“Kamu masih melakukannya?” Tanya saya kepada Nate Barfield di lorong menuju lapangan basket di dalam Britama Arena Jakarta.
Waktu itu, para pemain Stapac Jakarta sedang bersiap-siap memasuki lapangan untuk bertanding di salah satu laga Seri 4. Beberapa pemain melihat saya menyapa Nate. Saya tidak ingat betul Stapac akan berhadapan dengan siapa saat itu. Mereka bermain tiga kali di Seri 4.
“Melakukan apa?” Balas Nate.
Saya menunjuk celananya.
Para pemain Stapac yang melihat dan mendengar perbincangan saya dengan Nate langsung tertawa. Nate tertawa malu-malu. Dia tidak menjelaskan apa-apa. Hanya mengangkat kedua tangan seolah mengatakan, “Ya begitulah.”
Itulah terakhir kali saya berpapasan dan berbicara dengan Nate. Setelah tampil delapan kali, Nate Barfield dipulangkan. Stapac memutuskan mengganti senter asing mereka.
Nate Barfield, pemain yang musim lalu membela NSH Jakarta ini sebenarnya memberikan kontribusi yang tidak buruk bagi Stapac. Dalam delapan kali tampil di musim ini, Nate rata-rata mencetak 18 poin per laga (PPG). Saat itu, ia berada di urutan ke-13 pemain dengan rata-rata poin tertinggi. Dalam hal rebound, Nate berada di peringkat tujuh dengan rata-rata 11,3 rebound per laga (RPG).
Angka-angka tersebut tidak cukup kuat untuk menahan Nate tetap berada di Stapac. Stapac hanya ada di posisi kedua klasemen sementara Divisi Putih dengan 5 kemenangan dan 3 kekalahan. Satu kali kalah dari Satria Muda Pertamina Jakarta, satu kali kalah dari Pelita Jaya Basketball Club dan satu lagi dari Pacific Caesar Surabaya. Stapac memutuskan mengganti Nate dengan Kore White.
“Kami membutuhkan seorang bigman yang bisa menjadi pemimpin untuk urusan bertahan dan berkemampuan baik juga saat menyerang. Serta cepat beradaptasi dengan sistem Stapac,” jelas A.F. Rinaldo, asisten pelatih Stapac tentang alasan melepas Nate dan menggantinya dengan Kore White.

Tugas | Tukar "dipulangkan" dengan "dilepas" di bagian teks tentang Nate Barfield yang dimulai dengan "Itulah terakhir kali" dan berlanjut hingga "senter asing mereka.", lalu tuliskan bagian itu kembali.

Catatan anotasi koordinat
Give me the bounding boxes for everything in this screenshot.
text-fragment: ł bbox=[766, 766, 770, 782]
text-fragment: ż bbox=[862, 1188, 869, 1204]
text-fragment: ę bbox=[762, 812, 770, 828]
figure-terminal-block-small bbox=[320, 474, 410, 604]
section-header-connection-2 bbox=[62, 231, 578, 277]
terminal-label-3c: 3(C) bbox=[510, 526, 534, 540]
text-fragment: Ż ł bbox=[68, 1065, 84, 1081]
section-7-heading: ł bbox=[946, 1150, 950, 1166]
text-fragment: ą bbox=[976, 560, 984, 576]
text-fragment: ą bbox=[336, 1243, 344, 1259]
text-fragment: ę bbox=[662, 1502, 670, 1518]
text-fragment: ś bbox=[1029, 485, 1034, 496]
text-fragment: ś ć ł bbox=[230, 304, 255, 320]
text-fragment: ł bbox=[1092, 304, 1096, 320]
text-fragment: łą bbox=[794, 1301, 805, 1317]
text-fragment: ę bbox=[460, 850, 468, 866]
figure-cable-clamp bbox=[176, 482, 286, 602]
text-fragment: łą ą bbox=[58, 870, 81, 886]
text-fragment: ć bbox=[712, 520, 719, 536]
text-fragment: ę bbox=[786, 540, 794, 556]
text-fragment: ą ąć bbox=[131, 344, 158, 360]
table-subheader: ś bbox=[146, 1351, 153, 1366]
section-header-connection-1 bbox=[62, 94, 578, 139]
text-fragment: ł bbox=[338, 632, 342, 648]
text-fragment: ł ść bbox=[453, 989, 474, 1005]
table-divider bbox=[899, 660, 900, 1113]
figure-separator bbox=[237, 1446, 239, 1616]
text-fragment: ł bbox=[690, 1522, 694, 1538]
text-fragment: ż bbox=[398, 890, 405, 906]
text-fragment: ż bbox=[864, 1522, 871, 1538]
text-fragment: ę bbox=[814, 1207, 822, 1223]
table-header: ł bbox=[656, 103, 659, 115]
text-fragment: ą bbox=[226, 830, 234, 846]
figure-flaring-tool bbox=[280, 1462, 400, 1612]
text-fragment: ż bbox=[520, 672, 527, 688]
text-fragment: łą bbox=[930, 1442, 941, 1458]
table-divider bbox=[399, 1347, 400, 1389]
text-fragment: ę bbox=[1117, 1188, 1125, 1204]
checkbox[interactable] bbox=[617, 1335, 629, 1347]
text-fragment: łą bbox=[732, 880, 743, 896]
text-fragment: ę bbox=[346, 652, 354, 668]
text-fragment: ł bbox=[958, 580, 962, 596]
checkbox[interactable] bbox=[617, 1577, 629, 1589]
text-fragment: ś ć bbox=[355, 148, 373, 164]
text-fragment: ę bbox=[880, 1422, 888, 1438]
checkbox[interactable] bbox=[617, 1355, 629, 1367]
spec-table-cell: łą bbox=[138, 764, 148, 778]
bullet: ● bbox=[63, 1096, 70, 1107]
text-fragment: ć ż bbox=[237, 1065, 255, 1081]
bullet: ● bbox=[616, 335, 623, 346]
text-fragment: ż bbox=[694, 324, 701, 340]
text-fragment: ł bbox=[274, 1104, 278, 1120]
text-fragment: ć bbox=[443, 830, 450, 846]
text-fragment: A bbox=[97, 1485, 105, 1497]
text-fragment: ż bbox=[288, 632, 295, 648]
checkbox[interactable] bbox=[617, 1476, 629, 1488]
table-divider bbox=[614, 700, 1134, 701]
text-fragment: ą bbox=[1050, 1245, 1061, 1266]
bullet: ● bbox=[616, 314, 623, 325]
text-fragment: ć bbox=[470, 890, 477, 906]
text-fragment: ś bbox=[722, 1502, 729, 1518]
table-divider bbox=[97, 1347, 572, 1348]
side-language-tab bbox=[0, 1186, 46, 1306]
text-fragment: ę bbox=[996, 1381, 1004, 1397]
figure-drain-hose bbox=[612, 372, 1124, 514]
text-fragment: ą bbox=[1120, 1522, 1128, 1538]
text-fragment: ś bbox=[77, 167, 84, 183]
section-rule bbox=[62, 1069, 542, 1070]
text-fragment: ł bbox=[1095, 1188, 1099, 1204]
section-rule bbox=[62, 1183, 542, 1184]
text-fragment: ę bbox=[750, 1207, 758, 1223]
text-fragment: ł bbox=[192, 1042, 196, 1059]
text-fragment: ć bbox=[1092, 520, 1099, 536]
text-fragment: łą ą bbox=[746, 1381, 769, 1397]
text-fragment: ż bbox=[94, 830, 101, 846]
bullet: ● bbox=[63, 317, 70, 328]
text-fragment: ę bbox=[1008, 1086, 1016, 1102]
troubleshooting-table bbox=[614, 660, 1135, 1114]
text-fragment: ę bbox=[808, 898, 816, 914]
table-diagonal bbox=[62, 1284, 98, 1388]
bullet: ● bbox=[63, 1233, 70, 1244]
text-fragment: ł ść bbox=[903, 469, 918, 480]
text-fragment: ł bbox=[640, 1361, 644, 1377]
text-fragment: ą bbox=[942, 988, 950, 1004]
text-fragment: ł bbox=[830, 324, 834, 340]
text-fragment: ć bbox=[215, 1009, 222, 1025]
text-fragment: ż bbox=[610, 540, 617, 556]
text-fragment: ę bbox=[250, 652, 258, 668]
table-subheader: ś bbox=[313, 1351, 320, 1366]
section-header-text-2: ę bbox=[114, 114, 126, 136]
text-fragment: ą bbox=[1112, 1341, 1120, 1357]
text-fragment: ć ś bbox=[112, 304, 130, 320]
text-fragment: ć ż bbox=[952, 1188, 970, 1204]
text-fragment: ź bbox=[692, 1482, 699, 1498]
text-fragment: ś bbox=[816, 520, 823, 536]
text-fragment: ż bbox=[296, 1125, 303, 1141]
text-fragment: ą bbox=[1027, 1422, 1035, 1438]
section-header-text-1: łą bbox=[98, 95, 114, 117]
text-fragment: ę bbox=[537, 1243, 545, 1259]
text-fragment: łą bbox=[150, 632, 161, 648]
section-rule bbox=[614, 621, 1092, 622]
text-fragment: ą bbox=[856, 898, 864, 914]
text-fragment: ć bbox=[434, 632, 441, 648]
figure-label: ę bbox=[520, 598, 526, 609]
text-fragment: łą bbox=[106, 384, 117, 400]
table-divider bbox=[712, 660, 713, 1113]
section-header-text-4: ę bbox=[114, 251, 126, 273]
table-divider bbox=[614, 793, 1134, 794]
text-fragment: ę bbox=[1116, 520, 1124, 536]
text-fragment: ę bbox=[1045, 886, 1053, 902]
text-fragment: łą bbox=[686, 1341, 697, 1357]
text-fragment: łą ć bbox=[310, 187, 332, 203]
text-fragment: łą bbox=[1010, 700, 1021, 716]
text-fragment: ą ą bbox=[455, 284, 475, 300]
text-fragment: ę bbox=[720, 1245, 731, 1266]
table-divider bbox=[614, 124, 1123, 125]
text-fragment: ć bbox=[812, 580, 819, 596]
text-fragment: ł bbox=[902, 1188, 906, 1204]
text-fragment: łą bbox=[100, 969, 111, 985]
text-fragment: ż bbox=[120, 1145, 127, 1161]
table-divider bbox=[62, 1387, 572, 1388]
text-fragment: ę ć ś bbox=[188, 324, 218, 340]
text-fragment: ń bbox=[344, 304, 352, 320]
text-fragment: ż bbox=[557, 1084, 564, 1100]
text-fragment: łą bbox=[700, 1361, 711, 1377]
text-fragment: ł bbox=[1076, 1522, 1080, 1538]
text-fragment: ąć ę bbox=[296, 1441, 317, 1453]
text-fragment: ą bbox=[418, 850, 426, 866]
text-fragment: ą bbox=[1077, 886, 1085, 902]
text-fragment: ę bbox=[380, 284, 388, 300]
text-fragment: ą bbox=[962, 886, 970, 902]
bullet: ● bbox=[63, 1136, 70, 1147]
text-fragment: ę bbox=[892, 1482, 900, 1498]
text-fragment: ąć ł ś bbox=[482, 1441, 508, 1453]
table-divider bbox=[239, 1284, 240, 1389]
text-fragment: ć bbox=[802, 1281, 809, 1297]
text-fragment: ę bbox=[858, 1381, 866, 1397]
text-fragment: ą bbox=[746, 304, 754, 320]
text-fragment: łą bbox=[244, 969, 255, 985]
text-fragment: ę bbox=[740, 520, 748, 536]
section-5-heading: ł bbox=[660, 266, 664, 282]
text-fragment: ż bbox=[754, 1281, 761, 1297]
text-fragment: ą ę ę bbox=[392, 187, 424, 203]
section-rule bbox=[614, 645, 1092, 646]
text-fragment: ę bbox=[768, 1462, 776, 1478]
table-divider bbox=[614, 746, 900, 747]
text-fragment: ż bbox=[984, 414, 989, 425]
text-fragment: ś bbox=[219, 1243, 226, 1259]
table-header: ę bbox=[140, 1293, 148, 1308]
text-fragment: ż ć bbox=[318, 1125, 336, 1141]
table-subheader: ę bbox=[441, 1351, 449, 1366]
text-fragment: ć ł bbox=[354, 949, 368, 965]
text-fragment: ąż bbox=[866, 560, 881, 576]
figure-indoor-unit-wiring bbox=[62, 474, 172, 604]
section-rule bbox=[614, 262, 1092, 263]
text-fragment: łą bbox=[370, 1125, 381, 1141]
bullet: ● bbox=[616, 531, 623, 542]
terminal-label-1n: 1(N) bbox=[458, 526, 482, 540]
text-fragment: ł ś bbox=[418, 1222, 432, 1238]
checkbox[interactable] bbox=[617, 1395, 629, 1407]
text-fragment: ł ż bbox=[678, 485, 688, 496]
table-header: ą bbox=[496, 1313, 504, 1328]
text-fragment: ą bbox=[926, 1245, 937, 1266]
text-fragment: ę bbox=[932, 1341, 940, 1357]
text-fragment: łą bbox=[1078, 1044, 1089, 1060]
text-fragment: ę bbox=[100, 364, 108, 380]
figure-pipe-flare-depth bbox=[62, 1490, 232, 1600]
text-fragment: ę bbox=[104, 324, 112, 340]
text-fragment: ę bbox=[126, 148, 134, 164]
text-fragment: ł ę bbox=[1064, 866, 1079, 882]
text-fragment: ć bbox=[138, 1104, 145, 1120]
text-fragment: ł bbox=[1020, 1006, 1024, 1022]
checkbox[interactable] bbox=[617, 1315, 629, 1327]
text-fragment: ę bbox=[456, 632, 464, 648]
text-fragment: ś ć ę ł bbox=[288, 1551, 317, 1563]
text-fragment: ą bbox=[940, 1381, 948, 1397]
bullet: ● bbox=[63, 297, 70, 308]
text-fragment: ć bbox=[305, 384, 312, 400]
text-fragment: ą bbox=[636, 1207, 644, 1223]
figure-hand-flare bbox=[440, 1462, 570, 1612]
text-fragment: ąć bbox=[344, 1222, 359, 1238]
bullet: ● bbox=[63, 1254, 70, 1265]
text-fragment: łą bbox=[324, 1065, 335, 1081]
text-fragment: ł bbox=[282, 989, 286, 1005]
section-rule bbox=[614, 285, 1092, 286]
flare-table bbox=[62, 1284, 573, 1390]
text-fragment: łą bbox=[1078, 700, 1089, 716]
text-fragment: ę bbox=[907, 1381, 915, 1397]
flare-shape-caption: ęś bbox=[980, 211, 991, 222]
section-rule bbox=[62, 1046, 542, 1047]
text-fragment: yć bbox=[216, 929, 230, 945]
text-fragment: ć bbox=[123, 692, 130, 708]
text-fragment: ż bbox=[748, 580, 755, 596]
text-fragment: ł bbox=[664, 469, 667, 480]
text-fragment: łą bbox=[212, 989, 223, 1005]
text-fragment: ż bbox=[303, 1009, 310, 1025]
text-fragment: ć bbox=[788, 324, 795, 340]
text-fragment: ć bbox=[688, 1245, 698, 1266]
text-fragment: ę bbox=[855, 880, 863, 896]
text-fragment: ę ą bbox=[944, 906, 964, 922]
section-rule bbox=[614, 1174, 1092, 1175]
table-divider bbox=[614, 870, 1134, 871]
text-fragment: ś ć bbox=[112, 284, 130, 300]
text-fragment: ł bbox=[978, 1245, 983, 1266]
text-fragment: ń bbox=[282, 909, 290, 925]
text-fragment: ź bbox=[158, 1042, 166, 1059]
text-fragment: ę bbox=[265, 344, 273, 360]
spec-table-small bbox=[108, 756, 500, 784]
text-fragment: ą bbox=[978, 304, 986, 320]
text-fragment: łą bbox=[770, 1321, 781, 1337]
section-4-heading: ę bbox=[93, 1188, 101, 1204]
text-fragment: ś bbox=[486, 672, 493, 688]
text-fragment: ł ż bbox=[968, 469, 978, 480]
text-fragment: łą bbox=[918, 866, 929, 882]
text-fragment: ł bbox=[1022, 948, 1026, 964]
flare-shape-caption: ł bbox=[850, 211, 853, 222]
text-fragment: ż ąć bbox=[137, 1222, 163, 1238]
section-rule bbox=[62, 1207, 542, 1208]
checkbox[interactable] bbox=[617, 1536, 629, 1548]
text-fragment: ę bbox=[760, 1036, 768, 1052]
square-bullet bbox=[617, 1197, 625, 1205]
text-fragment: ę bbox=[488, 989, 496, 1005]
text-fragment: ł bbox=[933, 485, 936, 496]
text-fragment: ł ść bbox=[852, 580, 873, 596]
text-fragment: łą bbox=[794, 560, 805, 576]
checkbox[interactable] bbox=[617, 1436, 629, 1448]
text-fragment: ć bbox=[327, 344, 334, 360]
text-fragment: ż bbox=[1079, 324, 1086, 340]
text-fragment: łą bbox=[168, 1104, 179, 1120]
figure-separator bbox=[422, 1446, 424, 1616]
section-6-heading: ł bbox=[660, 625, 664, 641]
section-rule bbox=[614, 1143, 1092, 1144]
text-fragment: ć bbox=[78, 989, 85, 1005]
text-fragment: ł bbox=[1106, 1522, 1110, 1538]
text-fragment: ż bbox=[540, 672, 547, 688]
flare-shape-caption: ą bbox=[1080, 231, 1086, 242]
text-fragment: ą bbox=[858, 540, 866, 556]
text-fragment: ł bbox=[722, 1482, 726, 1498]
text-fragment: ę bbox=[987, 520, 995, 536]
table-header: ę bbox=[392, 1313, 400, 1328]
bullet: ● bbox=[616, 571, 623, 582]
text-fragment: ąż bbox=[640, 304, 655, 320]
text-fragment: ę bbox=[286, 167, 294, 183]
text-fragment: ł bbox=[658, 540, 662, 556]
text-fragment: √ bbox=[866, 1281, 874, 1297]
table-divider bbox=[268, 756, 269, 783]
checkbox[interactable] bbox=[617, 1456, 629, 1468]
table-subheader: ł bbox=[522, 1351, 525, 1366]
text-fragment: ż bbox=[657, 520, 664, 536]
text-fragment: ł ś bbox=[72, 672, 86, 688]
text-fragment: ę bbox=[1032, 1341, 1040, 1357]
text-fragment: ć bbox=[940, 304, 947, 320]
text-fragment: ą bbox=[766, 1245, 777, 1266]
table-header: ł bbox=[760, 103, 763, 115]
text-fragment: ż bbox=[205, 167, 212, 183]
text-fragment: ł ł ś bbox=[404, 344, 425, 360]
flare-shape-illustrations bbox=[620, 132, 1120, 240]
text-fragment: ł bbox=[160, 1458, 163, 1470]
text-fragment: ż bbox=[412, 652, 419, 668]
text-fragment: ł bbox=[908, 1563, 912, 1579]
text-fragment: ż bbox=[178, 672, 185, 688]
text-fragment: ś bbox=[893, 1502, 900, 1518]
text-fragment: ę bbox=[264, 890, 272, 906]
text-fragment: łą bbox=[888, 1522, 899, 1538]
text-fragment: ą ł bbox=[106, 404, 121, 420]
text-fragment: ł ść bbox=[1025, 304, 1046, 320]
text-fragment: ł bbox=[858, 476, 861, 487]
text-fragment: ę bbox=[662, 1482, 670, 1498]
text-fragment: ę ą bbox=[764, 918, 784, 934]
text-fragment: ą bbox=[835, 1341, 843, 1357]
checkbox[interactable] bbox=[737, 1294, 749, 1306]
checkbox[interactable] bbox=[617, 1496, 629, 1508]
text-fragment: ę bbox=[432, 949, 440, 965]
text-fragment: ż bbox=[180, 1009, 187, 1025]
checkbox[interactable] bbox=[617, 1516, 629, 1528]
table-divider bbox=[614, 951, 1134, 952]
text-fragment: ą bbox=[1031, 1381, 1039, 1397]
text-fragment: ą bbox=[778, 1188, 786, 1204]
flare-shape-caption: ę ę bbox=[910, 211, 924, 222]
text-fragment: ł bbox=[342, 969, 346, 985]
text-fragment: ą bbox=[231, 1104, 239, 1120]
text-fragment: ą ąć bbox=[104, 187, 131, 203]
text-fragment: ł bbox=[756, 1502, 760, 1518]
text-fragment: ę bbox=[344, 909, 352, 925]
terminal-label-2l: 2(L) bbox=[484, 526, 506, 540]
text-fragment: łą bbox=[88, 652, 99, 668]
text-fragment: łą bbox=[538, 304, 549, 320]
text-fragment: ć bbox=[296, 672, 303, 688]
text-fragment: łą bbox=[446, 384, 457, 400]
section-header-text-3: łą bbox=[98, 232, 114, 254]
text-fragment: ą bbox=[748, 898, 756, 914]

Jawaban Tugas |
Itulah terakhir kali saya berpapasan dan berbicara dengan Nate. Setelah tampil delapan kali, Nate Barfield dilepas. Stapac memutuskan mengganti senter asing mereka.